● Stored data
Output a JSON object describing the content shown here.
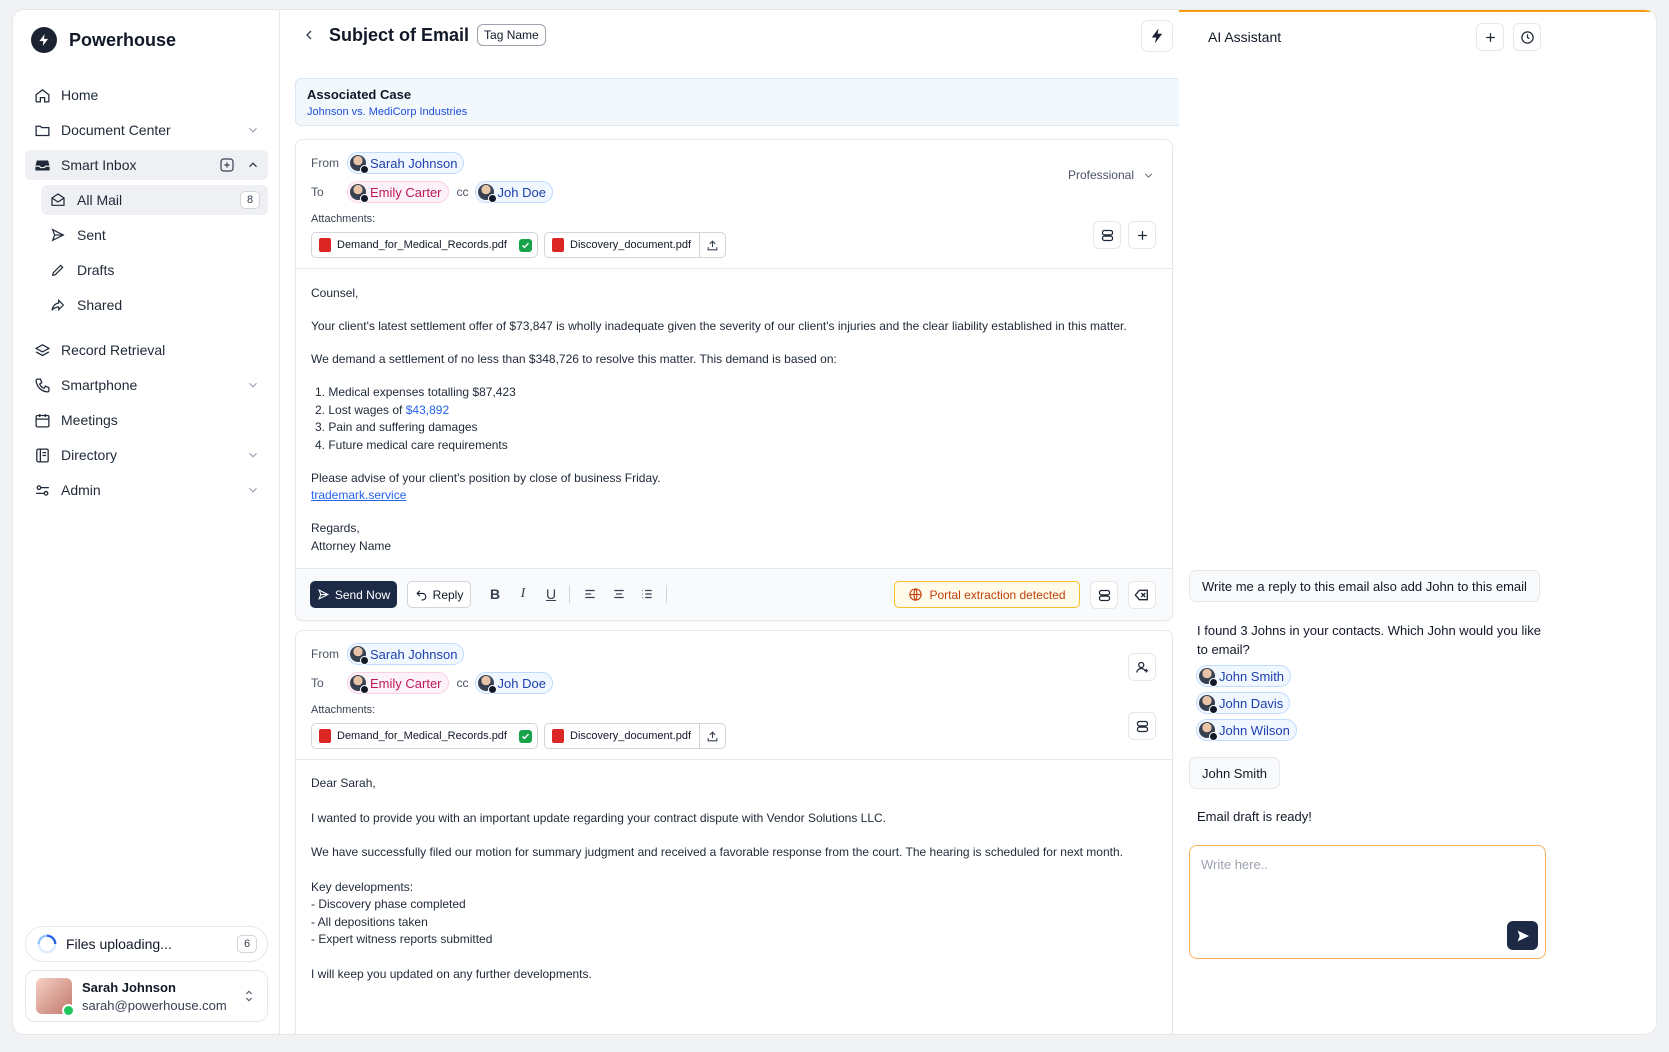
{
  "brand": {
    "name": "Powerhouse"
  },
  "nav": {
    "home": "Home",
    "document_center": "Document Center",
    "smart_inbox": "Smart Inbox",
    "all_mail": "All Mail",
    "all_mail_count": "8",
    "sent": "Sent",
    "drafts": "Drafts",
    "shared": "Shared",
    "record_retrieval": "Record Retrieval",
    "smartphone": "Smartphone",
    "meetings": "Meetings",
    "directory": "Directory",
    "admin": "Admin"
  },
  "upload": {
    "label": "Files uploading...",
    "count": "6"
  },
  "user": {
    "name": "Sarah Johnson",
    "email": "sarah@powerhouse.com"
  },
  "header": {
    "subject": "Subject of Email",
    "tag": "Tag Name"
  },
  "case": {
    "title": "Associated Case",
    "name": "Johnson vs. MediCorp Industries"
  },
  "labels": {
    "from": "From",
    "to": "To",
    "cc": "cc",
    "attachments": "Attachments:"
  },
  "email1": {
    "from": "Sarah Johnson",
    "to": "Emily Carter",
    "cc": "Joh Doe",
    "tone": "Professional",
    "attachments": [
      "Demand_for_Medical_Records.pdf",
      "Discovery_document.pdf"
    ],
    "greeting": "Counsel,",
    "p1": "Your client's latest settlement offer of $73,847 is wholly inadequate given the severity of our client's injuries and the clear liability established in this matter.",
    "p2": "We demand a settlement of no less than $348,726 to resolve this matter. This demand is based on:",
    "items": [
      "1. Medical expenses totalling $87,423",
      "2. Lost wages of ",
      "3. Pain and suffering damages",
      "4. Future medical care requirements"
    ],
    "item2_amount": "$43,892",
    "p3": "Please advise of your client's position by close of business Friday.",
    "link": "trademark.service",
    "closing": "Regards,",
    "signature": "Attorney Name",
    "send_label": "Send Now",
    "reply_label": "Reply",
    "portal_label": "Portal extraction detected"
  },
  "email2": {
    "from": "Sarah Johnson",
    "to": "Emily Carter",
    "cc": "Joh Doe",
    "attachments": [
      "Demand_for_Medical_Records.pdf",
      "Discovery_document.pdf"
    ],
    "greeting": "Dear Sarah,",
    "p1": "I wanted to provide you with an important update regarding your contract dispute with Vendor Solutions LLC.",
    "p2": "We have successfully filed our motion for summary judgment and received a favorable response from the court. The hearing is scheduled for next month.",
    "dev_title": "Key developments:",
    "devs": [
      "- Discovery phase completed",
      "- All depositions taken",
      "- Expert witness reports submitted"
    ],
    "p3": "I will keep you updated on any further developments."
  },
  "ai": {
    "title": "AI Assistant",
    "user_msg1": "Write me a reply to this email also add John to this email",
    "ai_msg1": "I found 3 Johns in your contacts. Which John would you like to email?",
    "contacts": [
      "John Smith",
      "John Davis",
      "John Wilson"
    ],
    "user_msg2": "John Smith",
    "ai_msg2": "Email draft is ready!",
    "input_placeholder": "Write here.."
  },
  "colors": {
    "accent": "#f59e0b",
    "primary": "#1c2a45",
    "link": "#2563eb"
  }
}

● The task
Retype each line of the listing above word for word. Exclude the pictures.

● Expected output
Output a JSON object describing the content shown here.
{
  "brand": {
    "name": "Powerhouse"
  },
  "nav": {
    "home": "Home",
    "document_center": "Document Center",
    "smart_inbox": "Smart Inbox",
    "all_mail": "All Mail",
    "all_mail_count": "8",
    "sent": "Sent",
    "drafts": "Drafts",
    "shared": "Shared",
    "record_retrieval": "Record Retrieval",
    "smartphone": "Smartphone",
    "meetings": "Meetings",
    "directory": "Directory",
    "admin": "Admin"
  },
  "upload": {
    "label": "Files uploading...",
    "count": "6"
  },
  "user": {
    "name": "Sarah Johnson",
    "email": "sarah@powerhouse.com"
  },
  "header": {
    "subject": "Subject of Email",
    "tag": "Tag Name"
  },
  "case": {
    "title": "Associated Case",
    "name": "Johnson vs. MediCorp Industries"
  },
  "labels": {
    "from": "From",
    "to": "To",
    "cc": "cc",
    "attachments": "Attachments:"
  },
  "email1": {
    "from": "Sarah Johnson",
    "to": "Emily Carter",
    "cc": "Joh Doe",
    "tone": "Professional",
    "attachments": [
      "Demand_for_Medical_Records.pdf",
      "Discovery_document.pdf"
    ],
    "greeting": "Counsel,",
    "p1": "Your client's latest settlement offer of $73,847 is wholly inadequate given the severity of our client's injuries and the clear liability established in this matter.",
    "p2": "We demand a settlement of no less than $348,726 to resolve this matter. This demand is based on:",
    "items": [
      "1. Medical expenses totalling $87,423",
      "2. Lost wages of ",
      "3. Pain and suffering damages",
      "4. Future medical care requirements"
    ],
    "item2_amount": "$43,892",
    "p3": "Please advise of your client's position by close of business Friday.",
    "link": "trademark.service",
    "closing": "Regards,",
    "signature": "Attorney Name",
    "send_label": "Send Now",
    "reply_label": "Reply",
    "portal_label": "Portal extraction detected"
  },
  "email2": {
    "from": "Sarah Johnson",
    "to": "Emily Carter",
    "cc": "Joh Doe",
    "attachments": [
      "Demand_for_Medical_Records.pdf",
      "Discovery_document.pdf"
    ],
    "greeting": "Dear Sarah,",
    "p1": "I wanted to provide you with an important update regarding your contract dispute with Vendor Solutions LLC.",
    "p2": "We have successfully filed our motion for summary judgment and received a favorable response from the court. The hearing is scheduled for next month.",
    "dev_title": "Key developments:",
    "devs": [
      "- Discovery phase completed",
      "- All depositions taken",
      "- Expert witness reports submitted"
    ],
    "p3": "I will keep you updated on any further developments."
  },
  "ai": {
    "title": "AI Assistant",
    "user_msg1": "Write me a reply to this email also add John to this email",
    "ai_msg1": "I found 3 Johns in your contacts. Which John would you like to email?",
    "contacts": [
      "John Smith",
      "John Davis",
      "John Wilson"
    ],
    "user_msg2": "John Smith",
    "ai_msg2": "Email draft is ready!",
    "input_placeholder": "Write here.."
  },
  "colors": {
    "accent": "#f59e0b",
    "primary": "#1c2a45",
    "link": "#2563eb"
  }
}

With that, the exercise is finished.